_Exercise task_. Copy the data exactly as it appears, and do not include any pictures.

_Excerpted data_.

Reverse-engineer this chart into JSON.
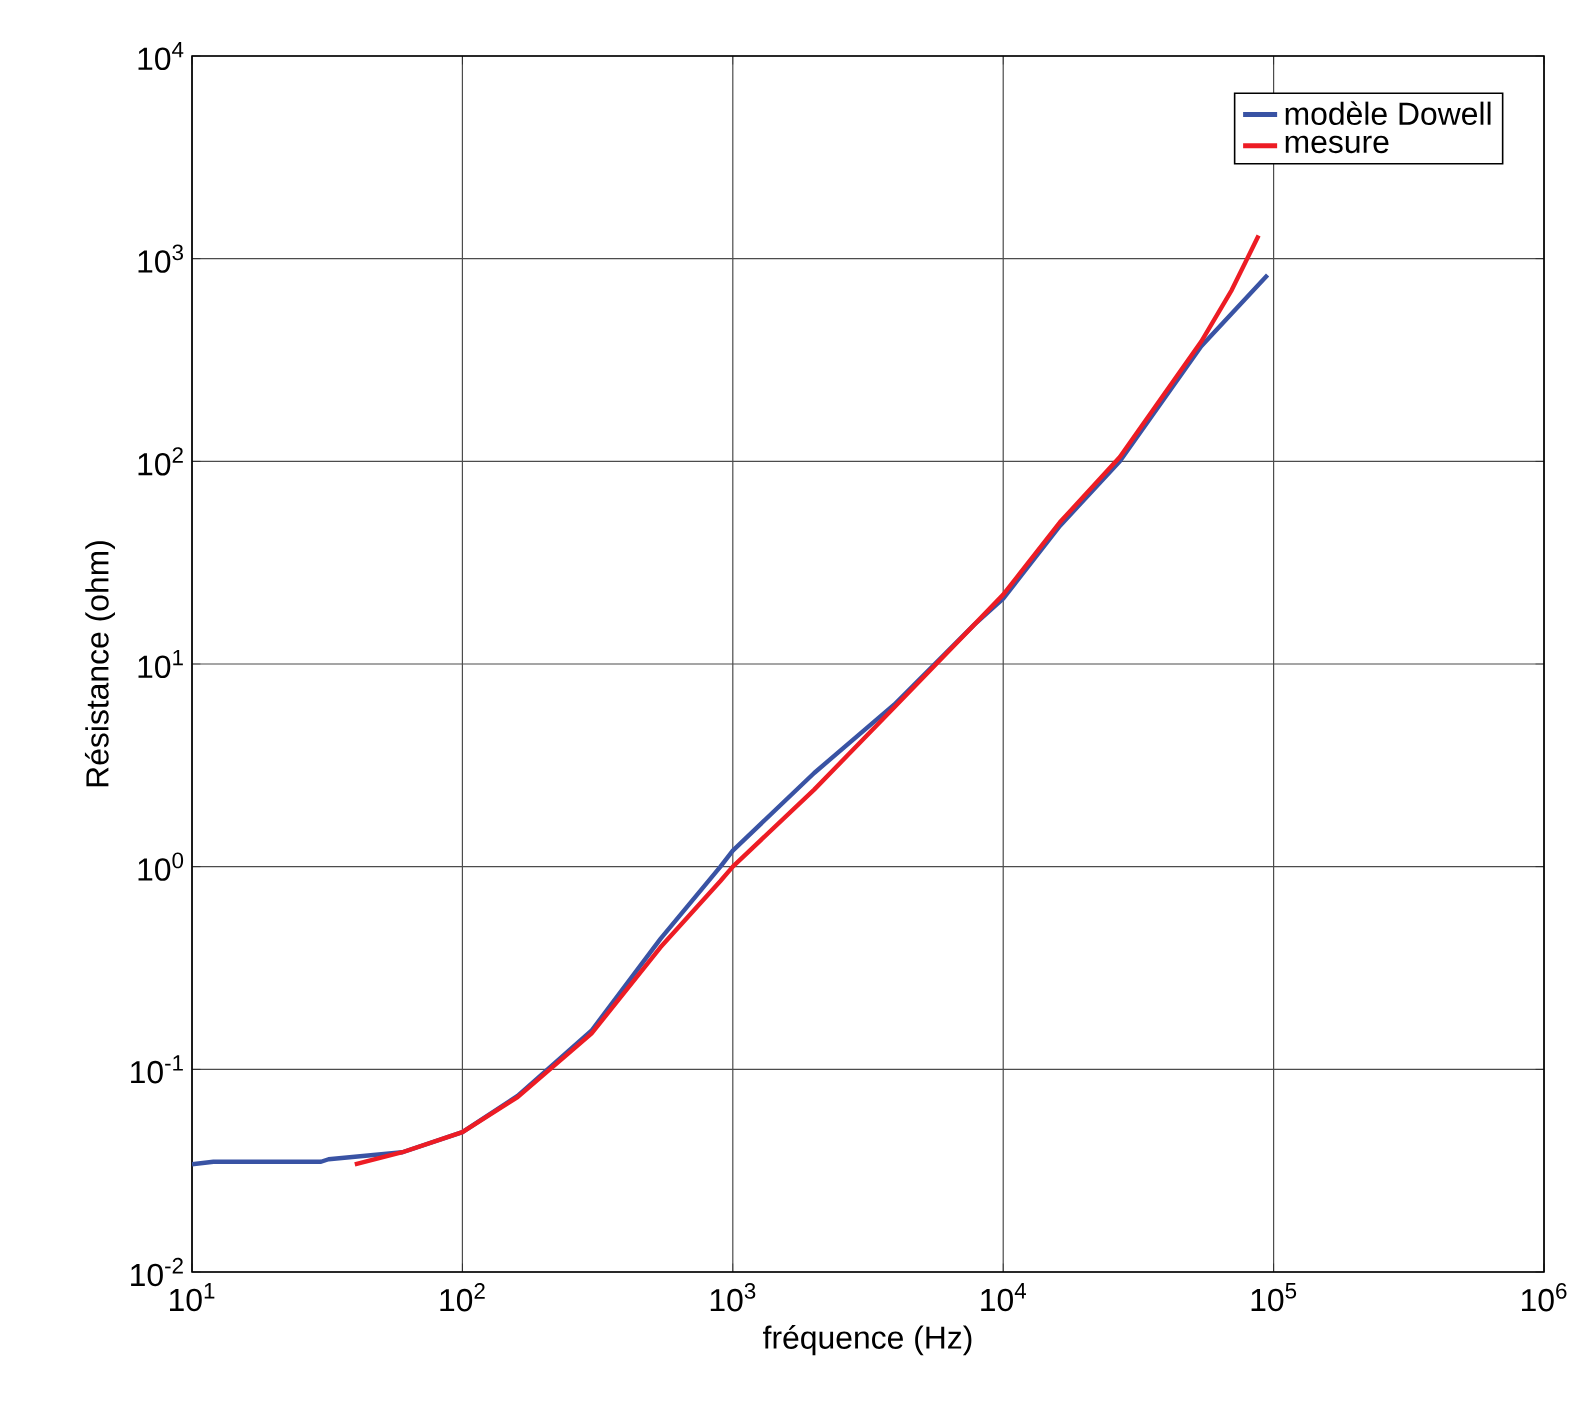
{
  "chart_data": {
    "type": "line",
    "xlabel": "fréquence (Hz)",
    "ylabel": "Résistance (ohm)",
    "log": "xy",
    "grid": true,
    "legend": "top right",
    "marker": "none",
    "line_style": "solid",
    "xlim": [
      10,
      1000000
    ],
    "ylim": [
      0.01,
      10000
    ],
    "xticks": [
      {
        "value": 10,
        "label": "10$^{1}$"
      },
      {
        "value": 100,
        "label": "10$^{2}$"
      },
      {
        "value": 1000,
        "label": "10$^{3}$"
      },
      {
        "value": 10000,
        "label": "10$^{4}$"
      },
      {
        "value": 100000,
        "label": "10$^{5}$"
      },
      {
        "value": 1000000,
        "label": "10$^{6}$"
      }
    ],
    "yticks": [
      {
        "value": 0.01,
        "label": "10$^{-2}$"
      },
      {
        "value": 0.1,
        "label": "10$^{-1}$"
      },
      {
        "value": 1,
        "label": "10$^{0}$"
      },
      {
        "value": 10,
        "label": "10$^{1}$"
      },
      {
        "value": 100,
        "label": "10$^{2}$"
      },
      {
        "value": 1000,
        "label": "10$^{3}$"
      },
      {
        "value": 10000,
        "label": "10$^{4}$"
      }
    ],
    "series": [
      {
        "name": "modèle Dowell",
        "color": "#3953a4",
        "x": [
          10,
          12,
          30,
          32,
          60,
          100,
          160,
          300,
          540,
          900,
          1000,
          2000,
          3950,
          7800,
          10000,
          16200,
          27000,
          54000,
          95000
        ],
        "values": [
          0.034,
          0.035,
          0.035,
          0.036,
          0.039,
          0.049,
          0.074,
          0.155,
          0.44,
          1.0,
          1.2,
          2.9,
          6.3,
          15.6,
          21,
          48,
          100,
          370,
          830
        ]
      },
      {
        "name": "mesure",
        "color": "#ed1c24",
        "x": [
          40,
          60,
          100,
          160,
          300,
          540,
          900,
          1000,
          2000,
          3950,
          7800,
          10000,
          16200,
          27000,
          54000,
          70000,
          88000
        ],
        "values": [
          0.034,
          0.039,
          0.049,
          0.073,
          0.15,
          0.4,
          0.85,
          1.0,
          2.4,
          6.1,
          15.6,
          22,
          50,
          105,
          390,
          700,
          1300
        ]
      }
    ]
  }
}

_Written response_.
Reverse-engineer this chart into JSON.
{
  "chart_data": {
    "type": "line",
    "xlabel": "fréquence (Hz)",
    "ylabel": "Résistance (ohm)",
    "log": "xy",
    "grid": true,
    "legend": "top right",
    "marker": "none",
    "line_style": "solid",
    "xlim": [
      10,
      1000000
    ],
    "ylim": [
      0.01,
      10000
    ],
    "xticks": [
      {
        "value": 10,
        "label": "10$^{1}$"
      },
      {
        "value": 100,
        "label": "10$^{2}$"
      },
      {
        "value": 1000,
        "label": "10$^{3}$"
      },
      {
        "value": 10000,
        "label": "10$^{4}$"
      },
      {
        "value": 100000,
        "label": "10$^{5}$"
      },
      {
        "value": 1000000,
        "label": "10$^{6}$"
      }
    ],
    "yticks": [
      {
        "value": 0.01,
        "label": "10$^{-2}$"
      },
      {
        "value": 0.1,
        "label": "10$^{-1}$"
      },
      {
        "value": 1,
        "label": "10$^{0}$"
      },
      {
        "value": 10,
        "label": "10$^{1}$"
      },
      {
        "value": 100,
        "label": "10$^{2}$"
      },
      {
        "value": 1000,
        "label": "10$^{3}$"
      },
      {
        "value": 10000,
        "label": "10$^{4}$"
      }
    ],
    "series": [
      {
        "name": "modèle Dowell",
        "color": "#3953a4",
        "x": [
          10,
          12,
          30,
          32,
          60,
          100,
          160,
          300,
          540,
          900,
          1000,
          2000,
          3950,
          7800,
          10000,
          16200,
          27000,
          54000,
          95000
        ],
        "values": [
          0.034,
          0.035,
          0.035,
          0.036,
          0.039,
          0.049,
          0.074,
          0.155,
          0.44,
          1.0,
          1.2,
          2.9,
          6.3,
          15.6,
          21,
          48,
          100,
          370,
          830
        ]
      },
      {
        "name": "mesure",
        "color": "#ed1c24",
        "x": [
          40,
          60,
          100,
          160,
          300,
          540,
          900,
          1000,
          2000,
          3950,
          7800,
          10000,
          16200,
          27000,
          54000,
          70000,
          88000
        ],
        "values": [
          0.034,
          0.039,
          0.049,
          0.073,
          0.15,
          0.4,
          0.85,
          1.0,
          2.4,
          6.1,
          15.6,
          22,
          50,
          105,
          390,
          700,
          1300
        ]
      }
    ]
  }
}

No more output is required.